+++ Provided data +++
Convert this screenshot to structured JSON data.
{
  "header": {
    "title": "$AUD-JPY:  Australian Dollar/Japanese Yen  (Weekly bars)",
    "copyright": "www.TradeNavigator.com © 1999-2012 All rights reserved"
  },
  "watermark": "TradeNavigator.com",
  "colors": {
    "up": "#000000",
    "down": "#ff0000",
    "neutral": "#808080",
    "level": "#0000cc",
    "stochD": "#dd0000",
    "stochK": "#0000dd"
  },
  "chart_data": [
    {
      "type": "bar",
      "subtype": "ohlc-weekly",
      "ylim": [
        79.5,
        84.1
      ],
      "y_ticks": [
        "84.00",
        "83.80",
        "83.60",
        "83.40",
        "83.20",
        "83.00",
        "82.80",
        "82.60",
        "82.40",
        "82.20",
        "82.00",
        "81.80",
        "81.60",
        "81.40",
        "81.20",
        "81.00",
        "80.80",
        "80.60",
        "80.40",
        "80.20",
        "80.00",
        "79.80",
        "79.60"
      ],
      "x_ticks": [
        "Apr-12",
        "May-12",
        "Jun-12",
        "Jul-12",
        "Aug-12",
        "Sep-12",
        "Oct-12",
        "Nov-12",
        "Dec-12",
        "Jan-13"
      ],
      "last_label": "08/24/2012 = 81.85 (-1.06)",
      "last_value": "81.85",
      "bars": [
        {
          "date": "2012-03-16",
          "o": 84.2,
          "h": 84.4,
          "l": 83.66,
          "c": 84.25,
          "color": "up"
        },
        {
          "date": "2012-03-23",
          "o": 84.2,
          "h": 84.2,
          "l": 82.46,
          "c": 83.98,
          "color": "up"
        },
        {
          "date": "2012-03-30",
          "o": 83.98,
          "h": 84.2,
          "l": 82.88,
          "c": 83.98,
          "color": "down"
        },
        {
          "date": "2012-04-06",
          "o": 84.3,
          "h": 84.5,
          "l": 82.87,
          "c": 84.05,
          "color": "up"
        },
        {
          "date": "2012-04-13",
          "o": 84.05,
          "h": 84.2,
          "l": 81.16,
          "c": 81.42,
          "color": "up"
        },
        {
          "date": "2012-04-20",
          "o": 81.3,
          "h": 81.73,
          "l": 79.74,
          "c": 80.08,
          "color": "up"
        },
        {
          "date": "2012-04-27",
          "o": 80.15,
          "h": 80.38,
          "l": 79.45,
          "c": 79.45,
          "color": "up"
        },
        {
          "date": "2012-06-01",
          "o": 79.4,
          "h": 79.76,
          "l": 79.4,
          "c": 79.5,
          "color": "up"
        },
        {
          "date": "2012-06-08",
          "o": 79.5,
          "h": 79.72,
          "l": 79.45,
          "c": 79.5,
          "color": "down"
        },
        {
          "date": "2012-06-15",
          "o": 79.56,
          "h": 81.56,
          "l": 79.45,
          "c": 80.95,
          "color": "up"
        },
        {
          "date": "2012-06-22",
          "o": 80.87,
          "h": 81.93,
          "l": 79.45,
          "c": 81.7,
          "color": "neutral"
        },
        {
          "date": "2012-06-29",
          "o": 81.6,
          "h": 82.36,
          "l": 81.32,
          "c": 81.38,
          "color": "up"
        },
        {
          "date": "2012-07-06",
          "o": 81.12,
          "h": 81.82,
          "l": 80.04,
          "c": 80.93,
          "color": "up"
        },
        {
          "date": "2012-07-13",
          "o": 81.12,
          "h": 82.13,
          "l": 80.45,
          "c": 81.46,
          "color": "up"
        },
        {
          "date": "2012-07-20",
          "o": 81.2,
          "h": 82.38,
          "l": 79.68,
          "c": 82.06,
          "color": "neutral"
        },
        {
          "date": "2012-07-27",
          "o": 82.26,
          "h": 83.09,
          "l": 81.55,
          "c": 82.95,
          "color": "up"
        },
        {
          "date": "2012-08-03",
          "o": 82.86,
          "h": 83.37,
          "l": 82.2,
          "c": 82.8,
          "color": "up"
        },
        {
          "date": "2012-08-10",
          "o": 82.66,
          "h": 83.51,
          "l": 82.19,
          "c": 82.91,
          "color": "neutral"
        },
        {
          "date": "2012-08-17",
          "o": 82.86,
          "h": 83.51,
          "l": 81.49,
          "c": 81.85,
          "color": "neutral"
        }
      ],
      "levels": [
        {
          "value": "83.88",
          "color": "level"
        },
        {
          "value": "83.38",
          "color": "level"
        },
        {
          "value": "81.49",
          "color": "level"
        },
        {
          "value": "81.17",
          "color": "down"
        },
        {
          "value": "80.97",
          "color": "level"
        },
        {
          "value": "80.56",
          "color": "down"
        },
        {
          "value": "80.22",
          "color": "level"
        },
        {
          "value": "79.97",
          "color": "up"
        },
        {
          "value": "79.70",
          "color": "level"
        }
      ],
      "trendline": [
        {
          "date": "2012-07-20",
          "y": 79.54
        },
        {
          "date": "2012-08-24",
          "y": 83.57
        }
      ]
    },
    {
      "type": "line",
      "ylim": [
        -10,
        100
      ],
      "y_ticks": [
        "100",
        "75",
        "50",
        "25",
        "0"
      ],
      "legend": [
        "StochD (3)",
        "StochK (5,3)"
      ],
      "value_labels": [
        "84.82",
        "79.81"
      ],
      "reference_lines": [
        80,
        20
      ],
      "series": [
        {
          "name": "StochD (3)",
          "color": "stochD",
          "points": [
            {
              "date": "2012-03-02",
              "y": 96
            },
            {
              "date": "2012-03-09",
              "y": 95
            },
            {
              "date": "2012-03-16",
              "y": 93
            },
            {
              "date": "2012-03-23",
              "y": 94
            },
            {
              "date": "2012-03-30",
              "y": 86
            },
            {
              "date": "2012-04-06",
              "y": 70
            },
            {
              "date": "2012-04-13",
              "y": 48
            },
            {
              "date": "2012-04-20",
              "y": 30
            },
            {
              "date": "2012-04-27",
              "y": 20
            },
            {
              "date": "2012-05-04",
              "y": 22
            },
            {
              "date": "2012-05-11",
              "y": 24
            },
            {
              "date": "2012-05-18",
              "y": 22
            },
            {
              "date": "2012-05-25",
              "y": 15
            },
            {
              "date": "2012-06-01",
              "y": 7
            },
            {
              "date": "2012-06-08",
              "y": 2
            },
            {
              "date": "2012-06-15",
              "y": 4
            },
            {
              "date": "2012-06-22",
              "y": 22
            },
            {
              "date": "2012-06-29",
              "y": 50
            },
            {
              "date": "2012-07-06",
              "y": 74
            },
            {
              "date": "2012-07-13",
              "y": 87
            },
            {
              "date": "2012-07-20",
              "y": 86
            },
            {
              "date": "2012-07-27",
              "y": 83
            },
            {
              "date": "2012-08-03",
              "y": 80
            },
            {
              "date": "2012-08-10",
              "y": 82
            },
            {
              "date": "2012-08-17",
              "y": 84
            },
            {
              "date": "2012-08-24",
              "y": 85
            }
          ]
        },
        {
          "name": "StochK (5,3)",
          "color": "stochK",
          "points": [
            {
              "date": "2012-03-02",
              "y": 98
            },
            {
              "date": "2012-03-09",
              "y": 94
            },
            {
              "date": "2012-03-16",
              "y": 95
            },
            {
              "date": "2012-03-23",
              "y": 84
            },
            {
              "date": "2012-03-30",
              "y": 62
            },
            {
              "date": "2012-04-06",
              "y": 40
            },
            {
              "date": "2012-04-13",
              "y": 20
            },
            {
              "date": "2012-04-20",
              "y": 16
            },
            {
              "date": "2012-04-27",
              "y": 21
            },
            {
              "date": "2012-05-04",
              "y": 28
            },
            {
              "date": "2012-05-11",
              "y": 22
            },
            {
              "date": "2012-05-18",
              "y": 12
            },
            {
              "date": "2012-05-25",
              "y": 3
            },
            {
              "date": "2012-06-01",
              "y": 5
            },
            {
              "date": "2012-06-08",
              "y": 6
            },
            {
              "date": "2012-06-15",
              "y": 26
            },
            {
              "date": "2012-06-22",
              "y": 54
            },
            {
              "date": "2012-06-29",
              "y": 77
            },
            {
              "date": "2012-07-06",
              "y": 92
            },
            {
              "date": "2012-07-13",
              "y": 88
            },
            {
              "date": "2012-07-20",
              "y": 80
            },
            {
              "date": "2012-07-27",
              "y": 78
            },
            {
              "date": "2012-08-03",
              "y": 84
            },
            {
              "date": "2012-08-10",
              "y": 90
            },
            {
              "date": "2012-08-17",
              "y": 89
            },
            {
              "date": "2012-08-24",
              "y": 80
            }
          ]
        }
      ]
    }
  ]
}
+++
In the entries above, identify every line with the string "bars".

*Exercise solution*:
    "title": "$AUD-JPY:  Australian Dollar/Japanese Yen  (Weekly bars)",
      "bars": [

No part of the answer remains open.